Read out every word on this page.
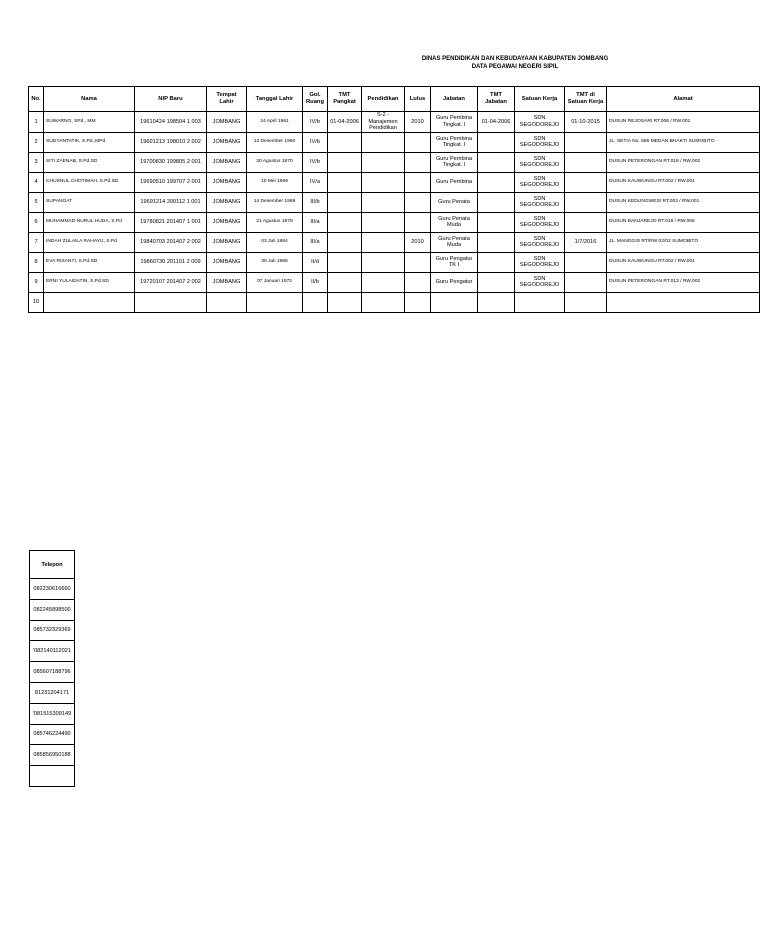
DINAS PENDIDIKAN DAN KEBUDAYAAN KABUPATEN JOMBANG
DATA PEGAWAI NEGERI SIPIL
No.	Nama	NIP Baru	Tempat Lahir	Tanggal Lahir	Gol. Ruang	TMT Pangkat	Pendidikan	Lulus	Jabatan	TMT Jabatan	Satuan Kerja	TMT di Satuan Kerja	Alamat
1	SUWARNO, SPd., MM	19610424 198504 1 003	JOMBANG	24 April 1961	IV/b	01-04-2006	S-2 - Manajemen Pendidikan	2010	Guru Pembina Tingkat. I	01-04-2006	SDN SEGODOREJO	01-10-2015	DUSUN REJOSARI RT.006 / RW.001
2	SUDYANTATIK, S.Pd.,MPd	19601213 198010 2 002	JOMBANG	13 Desember 1960	IV/b				Guru Pembina Tingkat. I		SDN SEGODOREJO		JL. SETIA No. 565 MEDAN BHAKTI SUMOBITO
3	SITI ZAENAB, S.Pd.SD	19700830 199805 2 001	JOMBANG	30 Agustus 1970	IV/b				Guru Pembina Tingkat. I		SDN SEGODOREJO		DUSUN PETERONGAN RT.018 / RW.002
4	CHUSNUL CHOTIMAH, S.Pd.SD	19690510 199707 2 001	JOMBANG	10 Mei 1969	IV/a				Guru Pembina		SDN SEGODOREJO		DUSUN KAUWUNGU RT.002 / RW.001
5	SUPANGAT	19691214 200112 1 001	JOMBANG	14 Desember 1969	III/b				Guru Penata		SDN SEGODOREJO		DUSUN KEDUNGWESI RT.002 / RW.001
6	MUHAMMAD NURUL HUDA, S.Pd	19780821 201407 1 001	JOMBANG	21 Agustus 1978	III/a				Guru Penata Muda		SDN SEGODOREJO		DUSUN BANJAREJO RT.018 / RW.006
7	INDAH ZULAILA RAHAYU, S.Pd	19840703 201407 2 002	JOMBANG	03 Juli 1984	III/a			2010	Guru Penata Muda		SDN SEGODOREJO	1/7/2016	JL. MANGGIS RT/RW 02/02 SUMOBITO
8	EVA RISANTI, S.Pd.SD	19860730 201101 2 009	JOMBANG	30 Juli 1986	II/d				Guru Pengatur TK I		SDN SEGODOREJO		DUSUN KAUWUNGU RT.002 / RW.001
9	ERNI YULAIDATIN, S.Pd.SD	19720107 201407 2 002	JOMBANG	07 Januari 1972	II/b				Guru Pengatur		SDN SEGODOREJO		DUSUN PETERONGAN RT.013 / RW.002
10													
Telepon
082230616660
082245898500
085732329369
'082140112021
085607188796
81231204171
'081515309149
085746224490
085856950188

====

OBJECTIVE
Single out each line of the records above with the string "Tingkat" in it, and copy it.

CORRECT RESPONSE
1	SUWARNO, SPd., MM	19610424 198504 1 003	JOMBANG	24 April 1961	IV/b	01-04-2006	S-2 - Manajemen Pendidikan	2010	Guru Pembina Tingkat. I	01-04-2006	SDN SEGODOREJO	01-10-2015	DUSUN REJOSARI RT.006 / RW.001
2	SUDYANTATIK, S.Pd.,MPd	19601213 198010 2 002	JOMBANG	13 Desember 1960	IV/b				Guru Pembina Tingkat. I		SDN SEGODOREJO		JL. SETIA No. 565 MEDAN BHAKTI SUMOBITO
3	SITI ZAENAB, S.Pd.SD	19700830 199805 2 001	JOMBANG	30 Agustus 1970	IV/b				Guru Pembina Tingkat. I		SDN SEGODOREJO		DUSUN PETERONGAN RT.018 / RW.002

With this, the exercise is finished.